Despite what skeptics in the art world might think, the pioneering gallerist does not consider hosting a fiercely woke Carrey to be a dramatic departure from her program. Asked about the place of “IndigNation” in the gallery’s history, Maccarone cited multiple antecedents whose motivation was more political than commercial.

She points out that she opened the gallery in 2001 with a show by Christoph Büchel, “whose practice is radical and political and anti-market by definition,” she wrote. “When we moved to Greenwich Street in 2007, our first exhibition was with Paul McCarthy, who critiqued the commercial gallery world by turning our space into an elaborate, fully functional chocolate factory that produced thousands of chocolate Santa Clauses holding big butt plugs that we sold for only a hundred dollars each.”

In short, it would be a mistake for us to fixate on Carrey’s abbreviated history of exhibiting inside the white cube. (Earlier apolitical paintings by Carrey were the subject of solo shows at Palm Springs mainstay Heather James Fine Art in 2011 and the Signature Gallery Group’s Las Vegas space last fall.) Maccarone’s interest, she says, lies in the actor-artist’s righteous fury in the here and now.
===
» Task requirements:
[1] List every year given as a number in the passage about Maccarone and the Carrey exhibition.
[2] Carry on the passage about Maccarone and the Carrey exhibition from its final sentence.

[Saved data entries]
===
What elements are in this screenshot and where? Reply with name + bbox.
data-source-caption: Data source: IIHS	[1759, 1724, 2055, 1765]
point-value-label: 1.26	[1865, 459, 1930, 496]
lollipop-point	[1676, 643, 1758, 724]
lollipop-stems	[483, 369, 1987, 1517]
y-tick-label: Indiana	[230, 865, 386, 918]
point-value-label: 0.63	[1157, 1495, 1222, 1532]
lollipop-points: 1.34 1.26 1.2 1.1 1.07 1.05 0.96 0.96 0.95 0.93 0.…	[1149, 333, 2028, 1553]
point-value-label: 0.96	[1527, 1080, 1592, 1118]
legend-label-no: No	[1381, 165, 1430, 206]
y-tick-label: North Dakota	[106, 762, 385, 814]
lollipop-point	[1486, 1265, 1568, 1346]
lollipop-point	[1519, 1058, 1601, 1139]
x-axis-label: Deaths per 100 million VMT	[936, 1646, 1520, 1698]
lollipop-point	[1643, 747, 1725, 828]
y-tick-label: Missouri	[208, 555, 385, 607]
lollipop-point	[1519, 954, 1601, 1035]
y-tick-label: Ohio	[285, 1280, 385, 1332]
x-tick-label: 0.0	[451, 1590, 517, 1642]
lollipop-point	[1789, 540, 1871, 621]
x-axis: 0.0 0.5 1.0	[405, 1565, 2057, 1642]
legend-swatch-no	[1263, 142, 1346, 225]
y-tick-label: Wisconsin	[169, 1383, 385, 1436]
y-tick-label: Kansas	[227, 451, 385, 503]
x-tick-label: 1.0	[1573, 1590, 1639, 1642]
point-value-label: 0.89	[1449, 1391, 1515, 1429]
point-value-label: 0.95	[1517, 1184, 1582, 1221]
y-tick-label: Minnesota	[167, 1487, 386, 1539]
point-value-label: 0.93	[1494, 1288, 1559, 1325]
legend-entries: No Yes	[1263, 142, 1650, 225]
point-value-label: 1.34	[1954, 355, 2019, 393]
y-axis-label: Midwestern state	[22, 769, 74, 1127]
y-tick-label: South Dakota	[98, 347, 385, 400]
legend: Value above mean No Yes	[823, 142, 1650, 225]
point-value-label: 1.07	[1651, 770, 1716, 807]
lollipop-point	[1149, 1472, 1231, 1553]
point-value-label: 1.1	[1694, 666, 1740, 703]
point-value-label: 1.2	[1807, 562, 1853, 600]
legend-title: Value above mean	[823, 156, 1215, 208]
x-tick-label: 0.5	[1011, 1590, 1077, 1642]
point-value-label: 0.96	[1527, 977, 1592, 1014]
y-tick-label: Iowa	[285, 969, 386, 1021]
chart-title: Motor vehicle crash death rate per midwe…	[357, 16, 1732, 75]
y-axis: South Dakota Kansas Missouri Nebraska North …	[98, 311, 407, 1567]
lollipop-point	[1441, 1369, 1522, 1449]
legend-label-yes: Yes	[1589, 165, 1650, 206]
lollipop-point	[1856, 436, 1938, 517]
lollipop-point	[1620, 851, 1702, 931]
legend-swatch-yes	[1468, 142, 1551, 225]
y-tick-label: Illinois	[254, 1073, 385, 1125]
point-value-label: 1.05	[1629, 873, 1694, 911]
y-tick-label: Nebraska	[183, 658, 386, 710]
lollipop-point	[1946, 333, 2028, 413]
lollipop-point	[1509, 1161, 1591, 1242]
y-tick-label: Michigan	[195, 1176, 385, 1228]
===
» Answers:
[1] 2001, 2007, 2011

[2]
“At the heart of it all, I have always gravitated toward art that was urgent, unafraid,” Maccarone explained. “And now in a moment when I feel so frustrated with the world around us, here is Jim with a voice that is also a vehicle for my own.”

Jim Carrey, The Great Spewdini, 2018. Image courtesy of Jim Carrey and Maccarone.

Jim Carrey, The Great Spewdini, 2018. Image courtesy of Jim Carrey and Maccarone.

The Kaufman Connection

Yet this is not the first time that Maccarone and Carrey’s voices have aligned inside the gallery.

The two originally met while the gallerist was preparing the 2013 exhibition “Creating Reality, by Andy Kaufman.” For that show, artist Jonathan Berger collaborated with the estate of the late comic and performance-art trailblazer to fill Maccarone’s Greenwich Street space with Kaufman’s ephemera, a “rotating cast” of his friends and family, and even a live portrayal of one of his most notorious personas: the combative lounge lizard Tony Clifton.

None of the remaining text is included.